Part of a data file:
##############################

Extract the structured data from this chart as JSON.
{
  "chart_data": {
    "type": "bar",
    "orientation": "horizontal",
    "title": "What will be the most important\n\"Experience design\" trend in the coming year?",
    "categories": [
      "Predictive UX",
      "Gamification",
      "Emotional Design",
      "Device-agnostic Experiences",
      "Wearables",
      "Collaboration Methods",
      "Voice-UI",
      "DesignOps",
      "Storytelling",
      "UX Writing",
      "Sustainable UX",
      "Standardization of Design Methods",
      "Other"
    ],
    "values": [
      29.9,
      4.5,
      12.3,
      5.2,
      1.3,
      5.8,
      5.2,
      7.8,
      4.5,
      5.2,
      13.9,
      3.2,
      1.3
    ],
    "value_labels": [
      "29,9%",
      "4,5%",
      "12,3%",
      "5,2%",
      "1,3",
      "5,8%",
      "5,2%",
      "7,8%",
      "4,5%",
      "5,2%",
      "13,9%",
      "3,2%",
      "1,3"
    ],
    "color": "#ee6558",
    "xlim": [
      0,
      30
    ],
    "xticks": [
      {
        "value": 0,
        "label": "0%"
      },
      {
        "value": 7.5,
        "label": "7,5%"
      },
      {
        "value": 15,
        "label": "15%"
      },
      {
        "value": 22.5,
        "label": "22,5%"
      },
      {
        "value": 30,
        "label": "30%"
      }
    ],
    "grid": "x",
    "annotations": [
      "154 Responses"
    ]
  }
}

##############################

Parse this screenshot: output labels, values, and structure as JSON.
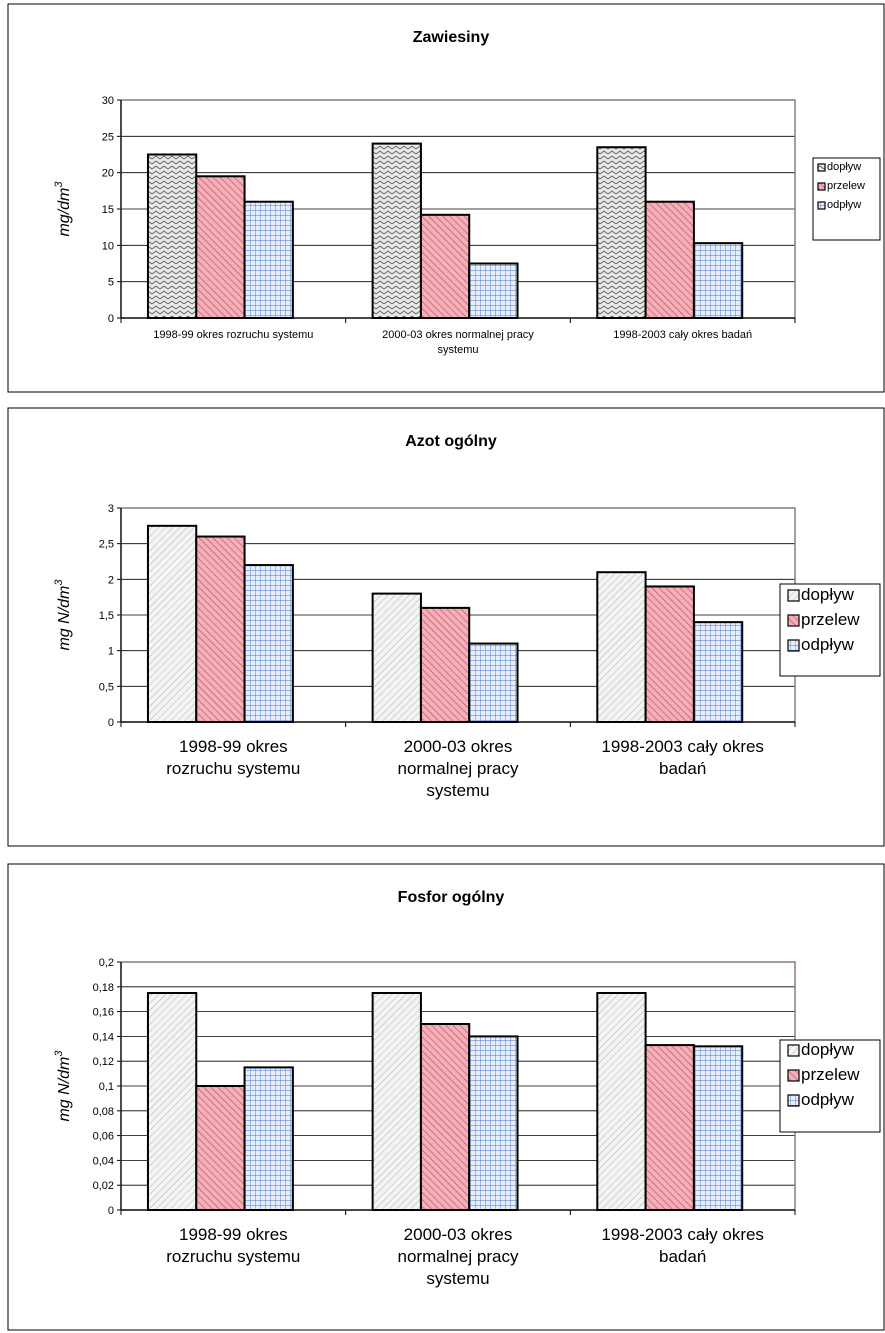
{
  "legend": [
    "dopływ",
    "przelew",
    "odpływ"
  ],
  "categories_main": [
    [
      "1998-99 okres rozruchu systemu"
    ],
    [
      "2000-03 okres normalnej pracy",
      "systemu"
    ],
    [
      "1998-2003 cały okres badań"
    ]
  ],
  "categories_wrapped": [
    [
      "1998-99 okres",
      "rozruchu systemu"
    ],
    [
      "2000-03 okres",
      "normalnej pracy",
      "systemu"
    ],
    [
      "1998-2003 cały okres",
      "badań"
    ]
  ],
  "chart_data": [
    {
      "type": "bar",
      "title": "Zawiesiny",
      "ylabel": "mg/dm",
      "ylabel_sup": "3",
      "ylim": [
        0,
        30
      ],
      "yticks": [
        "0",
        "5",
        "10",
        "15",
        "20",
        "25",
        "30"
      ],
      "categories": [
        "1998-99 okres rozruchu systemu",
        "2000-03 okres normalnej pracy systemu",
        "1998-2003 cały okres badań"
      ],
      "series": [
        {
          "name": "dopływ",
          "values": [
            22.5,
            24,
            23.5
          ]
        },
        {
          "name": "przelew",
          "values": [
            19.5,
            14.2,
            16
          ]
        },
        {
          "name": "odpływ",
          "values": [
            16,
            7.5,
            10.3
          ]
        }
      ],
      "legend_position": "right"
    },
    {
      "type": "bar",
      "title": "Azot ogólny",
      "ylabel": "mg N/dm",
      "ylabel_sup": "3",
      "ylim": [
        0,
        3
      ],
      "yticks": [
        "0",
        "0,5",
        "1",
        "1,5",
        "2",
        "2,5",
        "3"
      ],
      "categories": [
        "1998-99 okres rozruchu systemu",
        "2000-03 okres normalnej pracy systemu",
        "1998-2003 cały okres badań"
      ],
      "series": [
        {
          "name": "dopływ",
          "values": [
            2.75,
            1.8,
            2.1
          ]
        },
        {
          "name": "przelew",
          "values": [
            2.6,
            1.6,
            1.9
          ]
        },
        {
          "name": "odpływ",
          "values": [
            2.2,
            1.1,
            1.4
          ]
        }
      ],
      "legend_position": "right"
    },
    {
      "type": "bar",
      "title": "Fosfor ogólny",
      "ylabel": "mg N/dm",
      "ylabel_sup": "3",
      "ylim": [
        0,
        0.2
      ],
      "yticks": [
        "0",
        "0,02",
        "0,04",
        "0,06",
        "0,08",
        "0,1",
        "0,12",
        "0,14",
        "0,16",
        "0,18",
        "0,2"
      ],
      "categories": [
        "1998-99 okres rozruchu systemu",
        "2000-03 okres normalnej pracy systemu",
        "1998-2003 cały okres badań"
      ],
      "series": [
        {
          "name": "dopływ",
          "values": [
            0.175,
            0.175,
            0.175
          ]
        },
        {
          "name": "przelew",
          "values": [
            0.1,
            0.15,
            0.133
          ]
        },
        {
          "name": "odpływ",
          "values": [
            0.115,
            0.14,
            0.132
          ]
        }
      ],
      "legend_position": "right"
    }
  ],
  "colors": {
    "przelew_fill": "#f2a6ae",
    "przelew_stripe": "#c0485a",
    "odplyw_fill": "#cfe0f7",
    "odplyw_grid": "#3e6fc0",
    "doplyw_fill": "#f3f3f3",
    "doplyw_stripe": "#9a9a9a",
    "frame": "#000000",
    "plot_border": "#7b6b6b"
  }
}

##############################

• _Task statement_
Copy every line of the data that holds the string "Methods".

• _Final answer_
      "Collaboration Methods",
      "Standardization of Design Methods",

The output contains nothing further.